Set task ::
Report the count of lines where the string "name" appears, and nothing else.

Data to process ::

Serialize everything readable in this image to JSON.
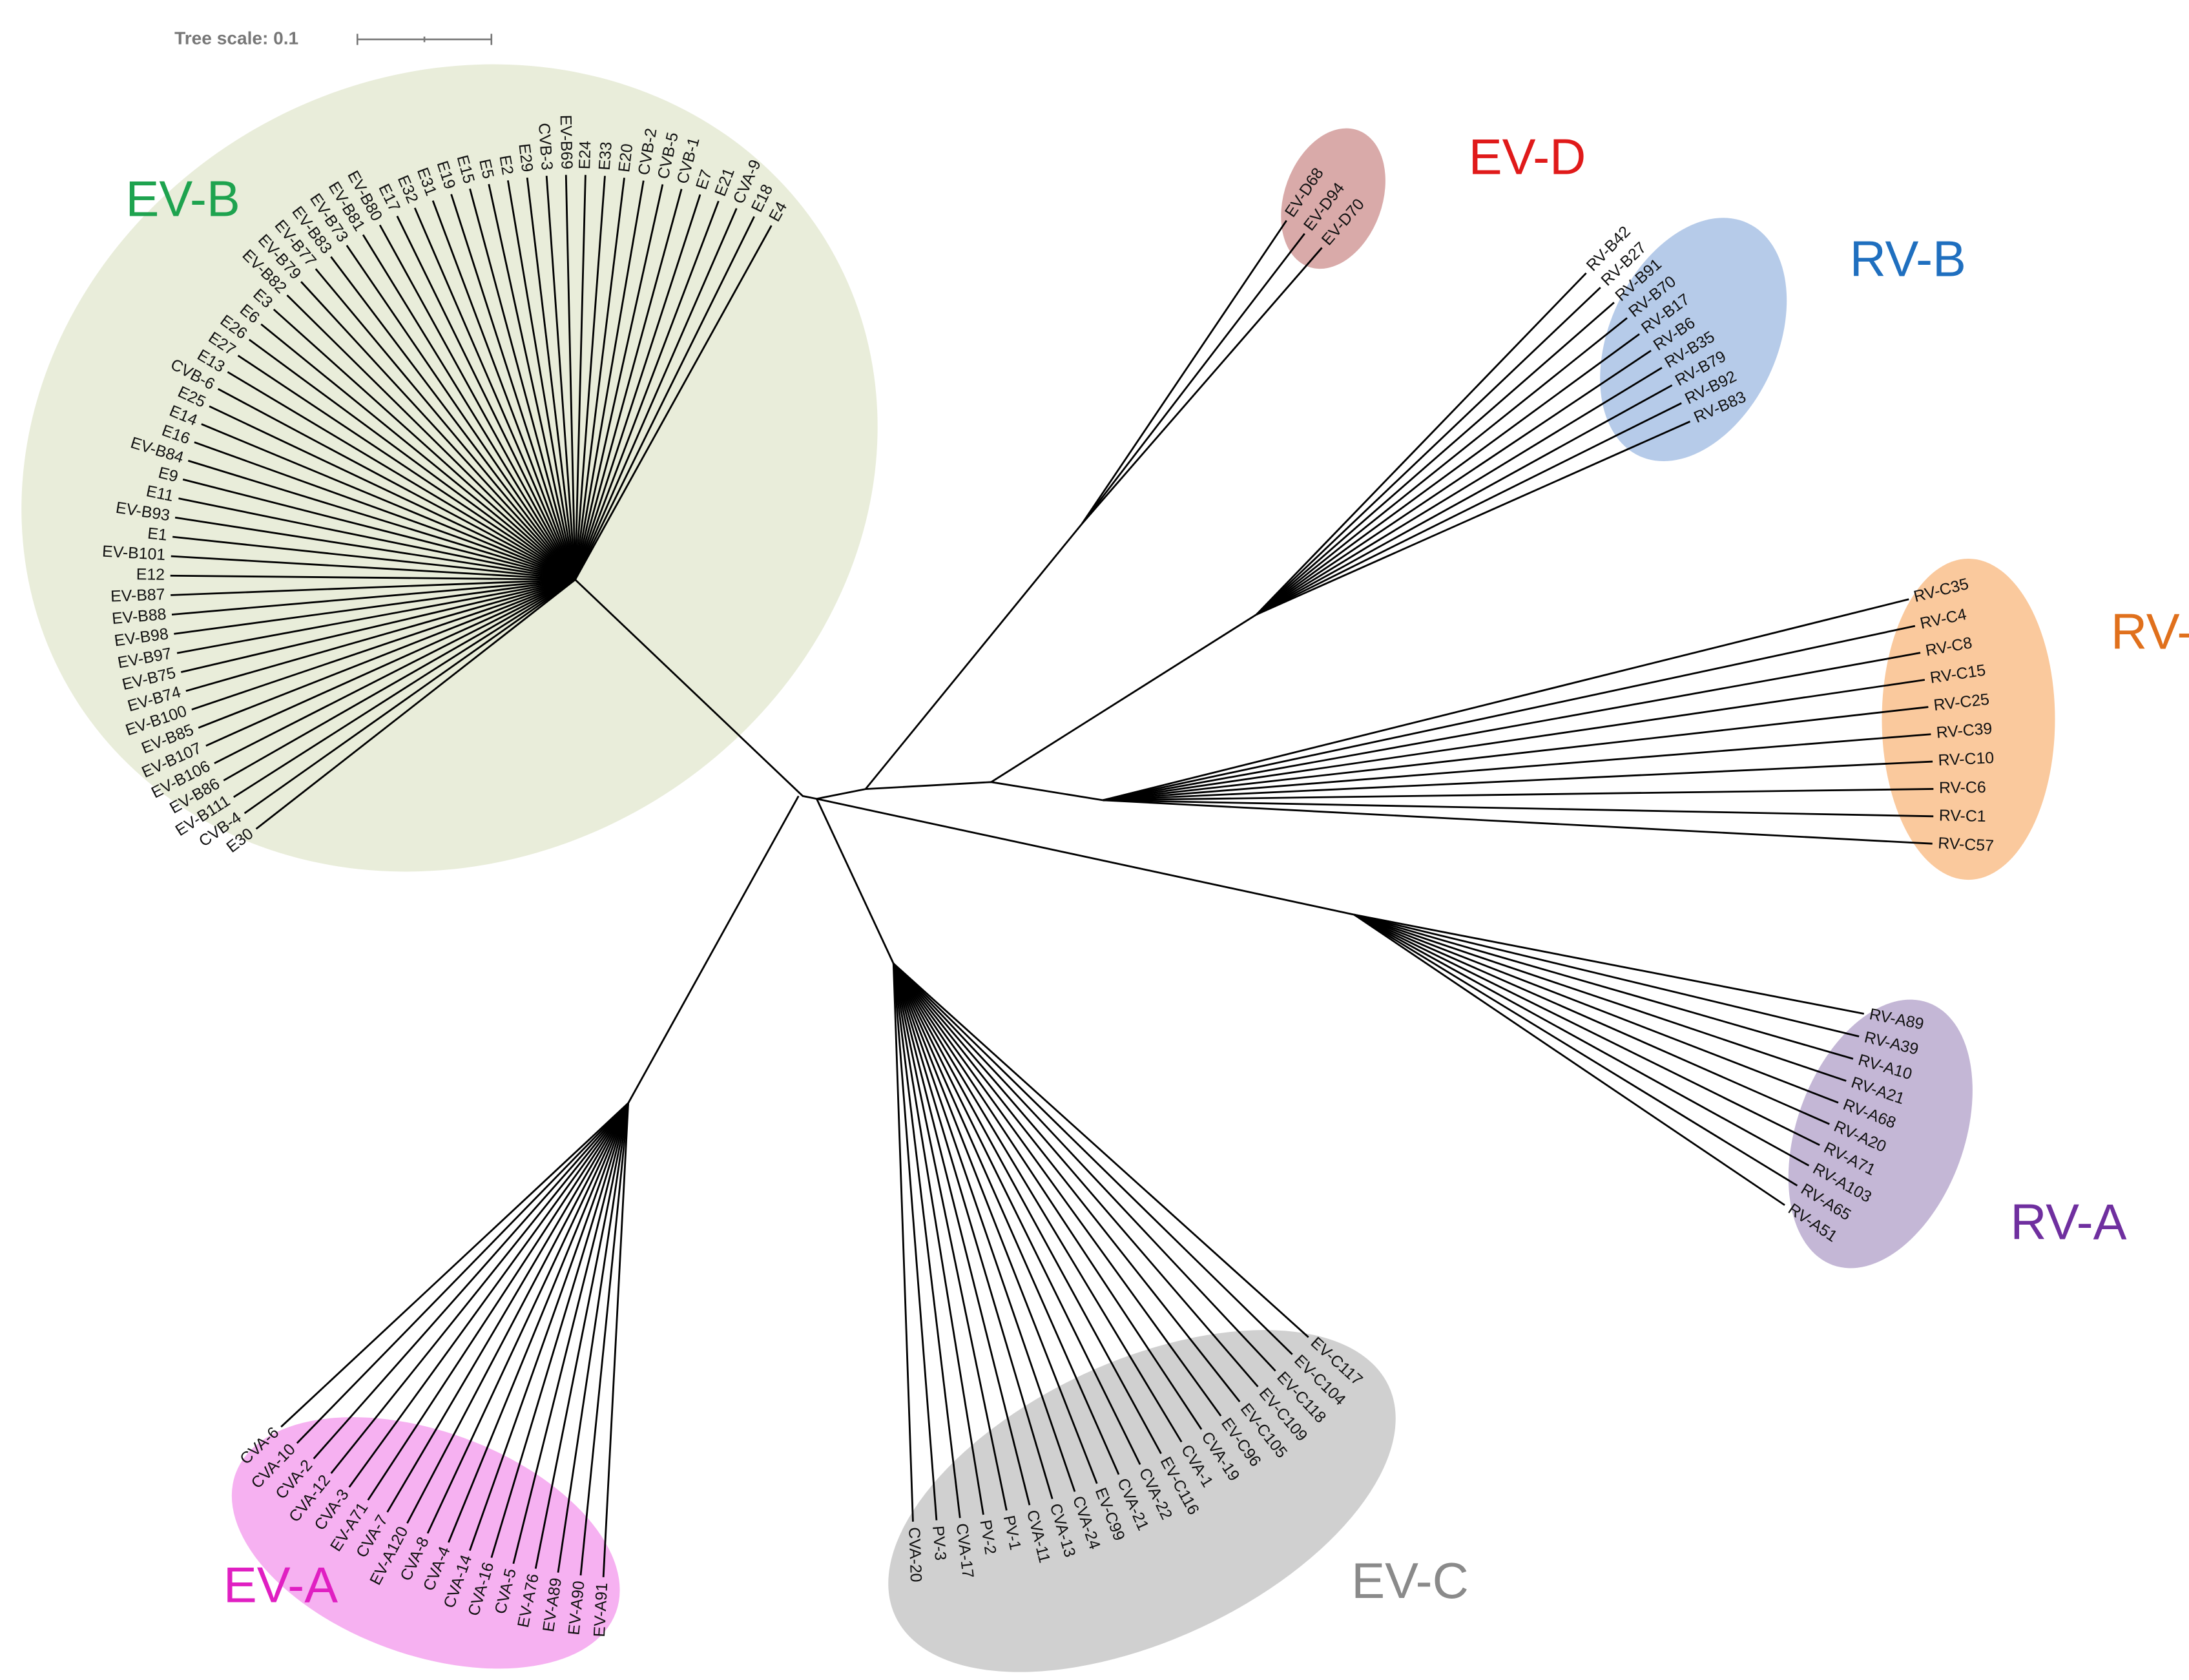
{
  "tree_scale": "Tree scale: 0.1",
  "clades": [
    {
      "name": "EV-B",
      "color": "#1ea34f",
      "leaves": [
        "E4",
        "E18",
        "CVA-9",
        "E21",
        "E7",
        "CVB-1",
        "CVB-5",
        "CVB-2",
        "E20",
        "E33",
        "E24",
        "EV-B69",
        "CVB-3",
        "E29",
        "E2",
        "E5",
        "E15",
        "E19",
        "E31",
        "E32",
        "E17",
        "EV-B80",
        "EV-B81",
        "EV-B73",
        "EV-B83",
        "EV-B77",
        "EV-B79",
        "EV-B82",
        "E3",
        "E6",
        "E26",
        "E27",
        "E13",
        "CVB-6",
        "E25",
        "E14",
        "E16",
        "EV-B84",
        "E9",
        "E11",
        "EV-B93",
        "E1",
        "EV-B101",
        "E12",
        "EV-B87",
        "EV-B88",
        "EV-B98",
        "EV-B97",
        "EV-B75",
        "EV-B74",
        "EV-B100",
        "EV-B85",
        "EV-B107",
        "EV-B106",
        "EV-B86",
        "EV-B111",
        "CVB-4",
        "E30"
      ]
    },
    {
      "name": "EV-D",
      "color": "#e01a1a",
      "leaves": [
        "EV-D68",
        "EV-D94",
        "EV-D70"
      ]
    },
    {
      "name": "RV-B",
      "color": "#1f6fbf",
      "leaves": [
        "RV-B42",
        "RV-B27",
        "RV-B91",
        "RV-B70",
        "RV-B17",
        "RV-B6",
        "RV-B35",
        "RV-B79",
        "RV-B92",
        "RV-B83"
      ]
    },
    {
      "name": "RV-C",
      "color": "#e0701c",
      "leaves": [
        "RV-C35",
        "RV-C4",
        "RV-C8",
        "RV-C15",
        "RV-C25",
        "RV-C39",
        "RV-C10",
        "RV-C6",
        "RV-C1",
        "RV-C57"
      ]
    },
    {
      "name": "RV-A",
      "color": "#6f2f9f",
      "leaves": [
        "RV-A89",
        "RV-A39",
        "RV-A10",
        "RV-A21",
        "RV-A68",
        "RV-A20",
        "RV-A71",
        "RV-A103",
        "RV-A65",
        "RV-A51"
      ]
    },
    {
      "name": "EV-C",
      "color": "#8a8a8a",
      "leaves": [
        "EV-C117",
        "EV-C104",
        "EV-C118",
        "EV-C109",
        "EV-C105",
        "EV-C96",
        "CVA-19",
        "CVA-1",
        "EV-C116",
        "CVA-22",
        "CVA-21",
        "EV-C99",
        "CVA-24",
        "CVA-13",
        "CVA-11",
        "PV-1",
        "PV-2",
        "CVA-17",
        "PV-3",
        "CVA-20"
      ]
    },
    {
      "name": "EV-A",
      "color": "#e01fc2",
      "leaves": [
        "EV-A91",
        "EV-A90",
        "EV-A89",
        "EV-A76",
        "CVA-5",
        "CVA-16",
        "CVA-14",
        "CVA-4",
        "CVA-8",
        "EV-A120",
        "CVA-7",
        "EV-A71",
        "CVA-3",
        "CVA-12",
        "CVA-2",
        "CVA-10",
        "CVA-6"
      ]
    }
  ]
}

Solution to this task ::
7